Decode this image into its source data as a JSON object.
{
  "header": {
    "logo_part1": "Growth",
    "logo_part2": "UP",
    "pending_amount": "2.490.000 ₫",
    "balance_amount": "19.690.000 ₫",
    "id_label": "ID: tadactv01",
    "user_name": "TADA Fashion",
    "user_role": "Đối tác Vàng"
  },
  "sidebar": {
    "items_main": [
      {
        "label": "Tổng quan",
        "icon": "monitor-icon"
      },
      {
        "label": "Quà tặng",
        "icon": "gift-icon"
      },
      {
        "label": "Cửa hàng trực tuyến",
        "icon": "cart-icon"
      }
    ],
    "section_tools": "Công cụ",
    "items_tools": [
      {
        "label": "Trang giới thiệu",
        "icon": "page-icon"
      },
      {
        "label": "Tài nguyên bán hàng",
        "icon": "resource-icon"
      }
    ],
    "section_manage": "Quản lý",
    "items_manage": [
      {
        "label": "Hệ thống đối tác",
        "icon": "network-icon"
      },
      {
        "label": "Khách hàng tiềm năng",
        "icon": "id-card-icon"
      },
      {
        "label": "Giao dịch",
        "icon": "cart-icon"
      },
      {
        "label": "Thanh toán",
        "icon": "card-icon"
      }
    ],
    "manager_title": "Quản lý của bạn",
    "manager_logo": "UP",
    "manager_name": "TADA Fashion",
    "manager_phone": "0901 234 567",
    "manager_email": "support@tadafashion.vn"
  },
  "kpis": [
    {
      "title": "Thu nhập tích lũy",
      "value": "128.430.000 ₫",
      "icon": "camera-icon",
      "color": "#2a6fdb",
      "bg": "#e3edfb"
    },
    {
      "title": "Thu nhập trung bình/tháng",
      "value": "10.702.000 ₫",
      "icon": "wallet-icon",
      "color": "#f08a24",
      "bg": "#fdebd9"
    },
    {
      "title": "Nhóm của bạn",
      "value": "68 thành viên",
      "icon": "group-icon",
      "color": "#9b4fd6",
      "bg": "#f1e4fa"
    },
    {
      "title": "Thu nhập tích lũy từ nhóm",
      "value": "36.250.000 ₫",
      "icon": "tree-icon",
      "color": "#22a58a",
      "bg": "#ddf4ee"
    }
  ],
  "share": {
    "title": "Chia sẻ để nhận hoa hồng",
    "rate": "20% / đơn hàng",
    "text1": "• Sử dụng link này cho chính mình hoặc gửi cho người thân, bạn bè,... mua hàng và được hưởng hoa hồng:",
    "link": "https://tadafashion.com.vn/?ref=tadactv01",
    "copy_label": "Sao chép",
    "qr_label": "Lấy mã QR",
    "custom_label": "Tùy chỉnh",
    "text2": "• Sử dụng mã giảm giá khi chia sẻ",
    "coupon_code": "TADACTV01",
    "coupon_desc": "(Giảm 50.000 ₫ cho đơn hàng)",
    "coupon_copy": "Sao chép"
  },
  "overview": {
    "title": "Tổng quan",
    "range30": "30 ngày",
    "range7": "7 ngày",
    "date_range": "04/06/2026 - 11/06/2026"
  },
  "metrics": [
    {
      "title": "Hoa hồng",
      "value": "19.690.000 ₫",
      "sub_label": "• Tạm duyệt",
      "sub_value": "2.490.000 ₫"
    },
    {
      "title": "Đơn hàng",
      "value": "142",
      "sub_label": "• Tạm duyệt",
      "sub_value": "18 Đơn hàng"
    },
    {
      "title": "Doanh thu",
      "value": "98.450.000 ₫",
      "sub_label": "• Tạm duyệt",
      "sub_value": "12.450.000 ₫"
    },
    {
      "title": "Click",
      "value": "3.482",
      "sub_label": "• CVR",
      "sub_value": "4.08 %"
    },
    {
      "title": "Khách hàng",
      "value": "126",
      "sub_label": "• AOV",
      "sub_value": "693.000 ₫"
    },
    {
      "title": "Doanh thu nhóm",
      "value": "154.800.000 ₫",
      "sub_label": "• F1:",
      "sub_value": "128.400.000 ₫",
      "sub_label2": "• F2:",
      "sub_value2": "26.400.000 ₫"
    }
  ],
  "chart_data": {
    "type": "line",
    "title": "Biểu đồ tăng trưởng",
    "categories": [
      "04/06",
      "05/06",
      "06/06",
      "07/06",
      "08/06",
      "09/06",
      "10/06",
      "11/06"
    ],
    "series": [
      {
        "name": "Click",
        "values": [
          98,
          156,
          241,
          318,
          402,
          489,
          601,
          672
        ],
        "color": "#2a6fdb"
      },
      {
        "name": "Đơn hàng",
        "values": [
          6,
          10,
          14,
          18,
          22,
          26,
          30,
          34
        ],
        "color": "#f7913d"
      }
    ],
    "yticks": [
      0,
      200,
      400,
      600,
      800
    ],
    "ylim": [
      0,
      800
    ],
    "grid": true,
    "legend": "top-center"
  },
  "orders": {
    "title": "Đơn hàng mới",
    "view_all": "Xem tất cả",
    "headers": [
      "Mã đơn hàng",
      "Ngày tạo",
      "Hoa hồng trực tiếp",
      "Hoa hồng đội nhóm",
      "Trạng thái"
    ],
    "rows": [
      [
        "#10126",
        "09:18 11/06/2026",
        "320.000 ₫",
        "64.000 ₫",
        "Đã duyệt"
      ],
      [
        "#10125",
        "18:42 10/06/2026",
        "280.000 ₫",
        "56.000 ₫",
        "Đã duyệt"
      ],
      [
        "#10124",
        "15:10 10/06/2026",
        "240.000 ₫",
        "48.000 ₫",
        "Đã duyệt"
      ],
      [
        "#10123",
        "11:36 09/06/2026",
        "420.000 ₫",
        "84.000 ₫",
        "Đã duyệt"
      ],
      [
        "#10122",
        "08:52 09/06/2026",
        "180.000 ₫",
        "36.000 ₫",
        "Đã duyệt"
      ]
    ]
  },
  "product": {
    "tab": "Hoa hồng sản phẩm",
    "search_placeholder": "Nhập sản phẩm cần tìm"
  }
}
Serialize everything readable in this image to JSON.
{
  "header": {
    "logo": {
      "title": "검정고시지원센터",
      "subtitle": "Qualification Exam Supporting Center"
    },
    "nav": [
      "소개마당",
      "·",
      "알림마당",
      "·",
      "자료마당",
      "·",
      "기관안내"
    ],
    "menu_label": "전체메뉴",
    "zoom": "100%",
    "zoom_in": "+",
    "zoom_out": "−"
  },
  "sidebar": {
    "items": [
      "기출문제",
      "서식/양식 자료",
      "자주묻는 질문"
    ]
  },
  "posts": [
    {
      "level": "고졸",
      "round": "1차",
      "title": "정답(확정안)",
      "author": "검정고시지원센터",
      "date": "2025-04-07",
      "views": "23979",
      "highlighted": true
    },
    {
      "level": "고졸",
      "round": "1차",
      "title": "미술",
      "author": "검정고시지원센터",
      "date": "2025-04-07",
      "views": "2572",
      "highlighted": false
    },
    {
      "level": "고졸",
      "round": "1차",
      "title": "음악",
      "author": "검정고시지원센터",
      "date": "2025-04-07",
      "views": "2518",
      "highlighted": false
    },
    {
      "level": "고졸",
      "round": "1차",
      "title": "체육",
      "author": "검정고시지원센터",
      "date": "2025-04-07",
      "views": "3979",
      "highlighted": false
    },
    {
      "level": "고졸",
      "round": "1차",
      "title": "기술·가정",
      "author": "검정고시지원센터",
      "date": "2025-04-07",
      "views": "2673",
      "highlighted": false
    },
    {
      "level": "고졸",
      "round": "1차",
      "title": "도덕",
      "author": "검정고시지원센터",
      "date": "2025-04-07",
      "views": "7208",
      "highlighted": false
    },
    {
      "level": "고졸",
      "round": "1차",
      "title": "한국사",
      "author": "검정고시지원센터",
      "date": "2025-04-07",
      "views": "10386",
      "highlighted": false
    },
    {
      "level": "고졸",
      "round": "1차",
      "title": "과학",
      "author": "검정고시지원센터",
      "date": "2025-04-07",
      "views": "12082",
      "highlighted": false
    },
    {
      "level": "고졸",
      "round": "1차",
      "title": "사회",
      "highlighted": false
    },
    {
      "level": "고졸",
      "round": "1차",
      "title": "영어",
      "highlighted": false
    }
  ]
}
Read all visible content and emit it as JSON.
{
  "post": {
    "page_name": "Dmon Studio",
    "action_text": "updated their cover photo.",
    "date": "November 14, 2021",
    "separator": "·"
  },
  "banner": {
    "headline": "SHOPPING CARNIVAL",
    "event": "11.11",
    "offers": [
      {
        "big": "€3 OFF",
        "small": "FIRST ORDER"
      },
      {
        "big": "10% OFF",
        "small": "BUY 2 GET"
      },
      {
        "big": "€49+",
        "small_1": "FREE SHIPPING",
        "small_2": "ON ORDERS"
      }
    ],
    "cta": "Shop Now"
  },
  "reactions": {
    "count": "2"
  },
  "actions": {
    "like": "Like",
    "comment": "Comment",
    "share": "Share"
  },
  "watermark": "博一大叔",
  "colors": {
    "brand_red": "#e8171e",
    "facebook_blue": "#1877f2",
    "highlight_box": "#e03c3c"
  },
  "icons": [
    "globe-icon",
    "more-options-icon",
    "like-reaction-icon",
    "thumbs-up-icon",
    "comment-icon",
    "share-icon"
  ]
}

● ● ● ● ● ● ●

### WHAT THE EXERCISE ASKS
Say, as a single number and nothing more, how many lines of the entries contain the word "chép".

### WRITTEN RESPONSE
2